Exercise details
Could you copy out the listing below line for line, word for word, and leave out the pictures?

==========

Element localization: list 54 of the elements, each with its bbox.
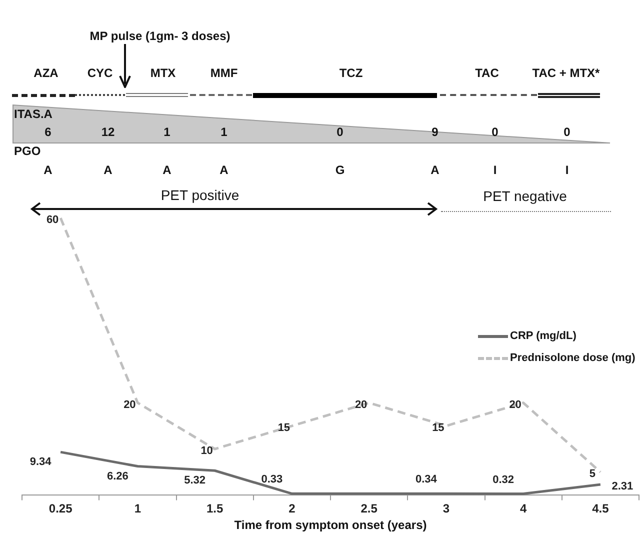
data-label: 0.33 <box>261 474 283 486</box>
text: TAC <box>475 66 499 80</box>
x-axis-title: Time from symptom onset (years) <box>234 518 427 532</box>
text: A <box>44 163 52 177</box>
x-tick-label: 2 <box>288 502 296 516</box>
text: ITAS.A <box>14 107 52 121</box>
text: PGO <box>14 144 41 158</box>
text: A <box>162 163 172 177</box>
text: A <box>104 163 112 177</box>
data-label: 0.32 <box>492 474 514 486</box>
x-tick-label: 1.5 <box>206 502 224 516</box>
data-label: 0.34 <box>415 474 438 486</box>
text: 0 <box>492 125 498 139</box>
data-label: 60 <box>46 214 59 226</box>
x-tick-label: 4.5 <box>592 502 610 516</box>
text: 12 <box>101 125 115 139</box>
text: A <box>430 163 440 177</box>
data-label: 20 <box>124 398 136 411</box>
text: G <box>335 163 345 177</box>
text: I <box>565 163 569 177</box>
data-label: 15 <box>278 422 290 434</box>
text: TAC + MTX* <box>532 66 600 80</box>
data-label: 6.26 <box>106 470 128 482</box>
text: CYC <box>87 66 113 80</box>
text: 0 <box>336 125 344 139</box>
text: 9 <box>432 125 438 139</box>
text: TCZ <box>339 66 363 80</box>
x-tick-label: 0.25 <box>48 502 73 516</box>
data-label: 20 <box>509 398 522 411</box>
text: 0 <box>564 125 570 139</box>
text: AZA <box>34 66 58 80</box>
text: MP pulse (1gm- 3 doses) <box>90 29 230 43</box>
data-label: 5 <box>589 468 596 480</box>
text: A <box>220 163 228 177</box>
x-tick-label: 3 <box>442 502 450 516</box>
data-label: 9.34 <box>30 456 52 468</box>
text: 6 <box>44 125 52 139</box>
text: MTX <box>150 66 176 80</box>
x-tick-label: 2.5 <box>360 502 378 516</box>
text: 1 <box>164 125 170 139</box>
data-label: 2.31 <box>612 480 634 493</box>
data-label: 10 <box>200 445 213 458</box>
x-tick-label: 1 <box>134 502 142 516</box>
x-tick-label: 4 <box>520 502 527 516</box>
legend-label: Prednisolone dose (mg) <box>510 352 636 364</box>
text: 1 <box>220 125 228 139</box>
text: I <box>493 163 497 177</box>
legend-label: CRP (mg/dL) <box>510 330 576 342</box>
data-label: 5.32 <box>184 474 206 487</box>
text: PET negative <box>483 188 567 204</box>
text: MMF <box>210 66 238 80</box>
data-label: 20 <box>354 398 368 411</box>
data-label: 15 <box>432 422 444 434</box>
text: PET positive <box>160 187 240 203</box>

==========

In response
Element localization: list 54 of the elements, each with its bbox.
data-label: 0.33 <box>261 474 283 486</box>
text: TAC <box>475 66 499 80</box>
x-axis-title: Time from symptom onset (years) <box>234 518 427 532</box>
text: A <box>44 163 52 177</box>
x-tick-label: 2 <box>288 502 296 516</box>
text: ITAS.A <box>14 107 52 121</box>
text: PGO <box>14 144 41 158</box>
text: A <box>162 163 172 177</box>
text: A <box>104 163 112 177</box>
data-label: 0.32 <box>492 474 514 486</box>
x-tick-label: 1.5 <box>206 502 224 516</box>
data-label: 0.34 <box>415 474 438 486</box>
text: 0 <box>492 125 498 139</box>
data-label: 60 <box>46 214 59 226</box>
x-tick-label: 4.5 <box>592 502 610 516</box>
text: 12 <box>101 125 115 139</box>
text: A <box>430 163 440 177</box>
data-label: 20 <box>124 398 136 411</box>
text: G <box>335 163 345 177</box>
text: I <box>565 163 569 177</box>
data-label: 15 <box>278 422 290 434</box>
text: TAC + MTX* <box>532 66 600 80</box>
data-label: 6.26 <box>106 470 128 482</box>
text: CYC <box>87 66 113 80</box>
text: 0 <box>336 125 344 139</box>
text: 9 <box>432 125 438 139</box>
text: TCZ <box>339 66 363 80</box>
x-tick-label: 0.25 <box>48 502 73 516</box>
data-label: 20 <box>509 398 522 411</box>
text: 0 <box>564 125 570 139</box>
text: AZA <box>34 66 58 80</box>
text: MP pulse (1gm- 3 doses) <box>90 29 230 43</box>
data-label: 5 <box>589 468 596 480</box>
text: A <box>220 163 228 177</box>
x-tick-label: 3 <box>442 502 450 516</box>
data-label: 9.34 <box>30 456 52 468</box>
text: 6 <box>44 125 52 139</box>
text: MTX <box>150 66 176 80</box>
x-tick-label: 2.5 <box>360 502 378 516</box>
text: 1 <box>164 125 170 139</box>
data-label: 2.31 <box>612 480 634 493</box>
data-label: 10 <box>200 445 213 458</box>
x-tick-label: 1 <box>134 502 142 516</box>
x-tick-label: 4 <box>520 502 527 516</box>
legend-label: Prednisolone dose (mg) <box>510 352 636 364</box>
text: 1 <box>220 125 228 139</box>
text: I <box>493 163 497 177</box>
legend-label: CRP (mg/dL) <box>510 330 576 342</box>
data-label: 5.32 <box>184 474 206 487</box>
text: PET negative <box>483 188 567 204</box>
text: MMF <box>210 66 238 80</box>
data-label: 20 <box>354 398 368 411</box>
data-label: 15 <box>432 422 444 434</box>
text: PET positive <box>160 187 240 203</box>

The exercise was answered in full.